— Brief —
Take every line from the material that has the word "structured" in it.
## START Dataset records
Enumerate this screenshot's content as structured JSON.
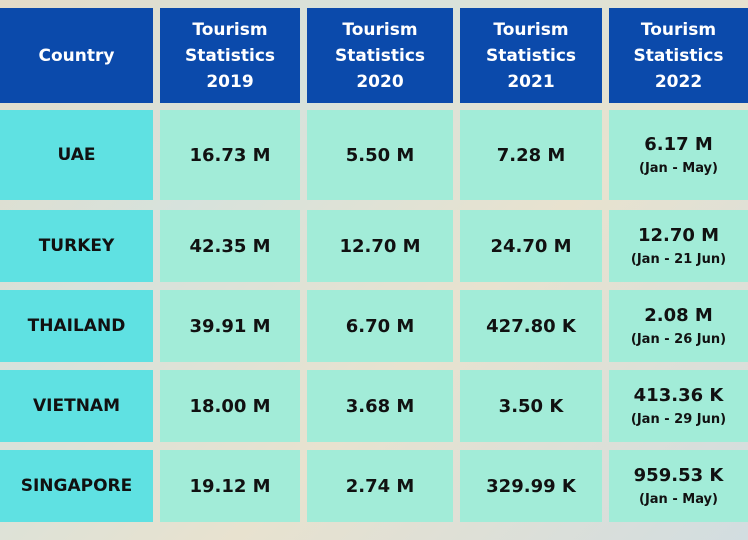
{
  "table": {
    "header": [
      "Country",
      "Tourism Statistics 2019",
      "Tourism Statistics 2020",
      "Tourism Statistics 2021",
      "Tourism Statistics 2022"
    ],
    "rows": [
      [
        "UAE",
        "16.73 M",
        "5.50 M",
        "7.28 M",
        {
          "value": "6.17 M",
          "period": "(Jan - May)"
        }
      ],
      [
        "TURKEY",
        "42.35 M",
        "12.70 M",
        "24.70 M",
        {
          "value": "12.70 M",
          "period": "(Jan - 21 Jun)"
        }
      ],
      [
        "THAILAND",
        "39.91 M",
        "6.70 M",
        "427.80 K",
        {
          "value": "2.08 M",
          "period": "(Jan - 26 Jun)"
        }
      ],
      [
        "VIETNAM",
        "18.00 M",
        "3.68 M",
        "3.50 K",
        {
          "value": "413.36 K",
          "period": "(Jan - 29 Jun)"
        }
      ],
      [
        "SINGAPORE",
        "19.12 M",
        "2.74 M",
        "329.99 K",
        {
          "value": "959.53 K",
          "period": "(Jan - May)"
        }
      ]
    ]
  }
}
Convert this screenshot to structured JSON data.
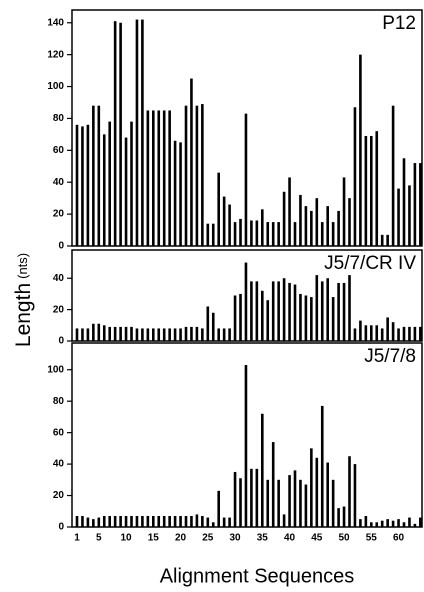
{
  "ylabel": "Length",
  "ylabel_unit": "(nts)",
  "chart_data": [
    {
      "type": "bar",
      "title": "P12",
      "color": "#000000",
      "ylim": [
        0,
        148
      ],
      "yticks": [
        0,
        20,
        40,
        60,
        80,
        100,
        120,
        140
      ],
      "values": [
        76,
        75,
        76,
        88,
        88,
        70,
        78,
        141,
        140,
        68,
        78,
        142,
        142,
        85,
        85,
        85,
        85,
        85,
        66,
        65,
        88,
        105,
        88,
        89,
        14,
        14,
        46,
        31,
        26,
        15,
        17,
        83,
        16,
        16,
        23,
        15,
        15,
        15,
        34,
        43,
        15,
        32,
        25,
        22,
        30,
        15,
        25,
        15,
        22,
        43,
        30,
        87,
        120,
        69,
        69,
        72,
        7,
        7,
        88,
        36,
        55,
        38,
        52,
        52
      ]
    },
    {
      "type": "bar",
      "title": "J5/7/CR IV",
      "color": "#000000",
      "ylim": [
        0,
        58
      ],
      "yticks": [
        0,
        20,
        40
      ],
      "values": [
        8,
        8,
        8,
        11,
        11,
        10,
        9,
        9,
        9,
        9,
        9,
        8,
        8,
        8,
        8,
        8,
        8,
        8,
        8,
        8,
        9,
        9,
        9,
        8,
        22,
        18,
        8,
        8,
        8,
        29,
        30,
        50,
        38,
        38,
        32,
        26,
        38,
        38,
        40,
        37,
        36,
        30,
        29,
        28,
        42,
        38,
        40,
        28,
        37,
        37,
        42,
        8,
        13,
        10,
        10,
        10,
        8,
        15,
        12,
        8,
        9,
        9,
        9,
        9
      ]
    },
    {
      "type": "bar",
      "title": "J5/7/8",
      "color": "#000000",
      "ylim": [
        0,
        117
      ],
      "yticks": [
        0,
        20,
        40,
        60,
        80,
        100
      ],
      "xlabel": "Alignment Sequences",
      "categories": [
        "1",
        null,
        null,
        null,
        "5",
        null,
        null,
        null,
        null,
        "10",
        null,
        null,
        null,
        null,
        "15",
        null,
        null,
        null,
        null,
        "20",
        null,
        null,
        null,
        null,
        "25",
        null,
        null,
        null,
        null,
        "30",
        null,
        null,
        null,
        null,
        "35",
        null,
        null,
        null,
        null,
        "40",
        null,
        null,
        null,
        null,
        "45",
        null,
        null,
        null,
        null,
        "50",
        null,
        null,
        null,
        null,
        "55",
        null,
        null,
        null,
        null,
        "60",
        null,
        null,
        null,
        null
      ],
      "values": [
        7,
        7,
        6,
        5,
        6,
        7,
        7,
        7,
        7,
        7,
        7,
        7,
        7,
        7,
        7,
        7,
        7,
        7,
        7,
        7,
        7,
        7,
        8,
        7,
        6,
        3,
        23,
        6,
        6,
        35,
        31,
        103,
        37,
        37,
        72,
        30,
        54,
        30,
        8,
        33,
        36,
        30,
        27,
        50,
        44,
        77,
        41,
        30,
        12,
        13,
        45,
        40,
        5,
        7,
        3,
        3,
        4,
        5,
        4,
        5,
        3,
        6,
        2,
        6
      ]
    }
  ]
}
## END Dataset records
— Completed task —
Enumerate this screenshot's content as structured JSON.
Convert this screenshot to structured JSON data.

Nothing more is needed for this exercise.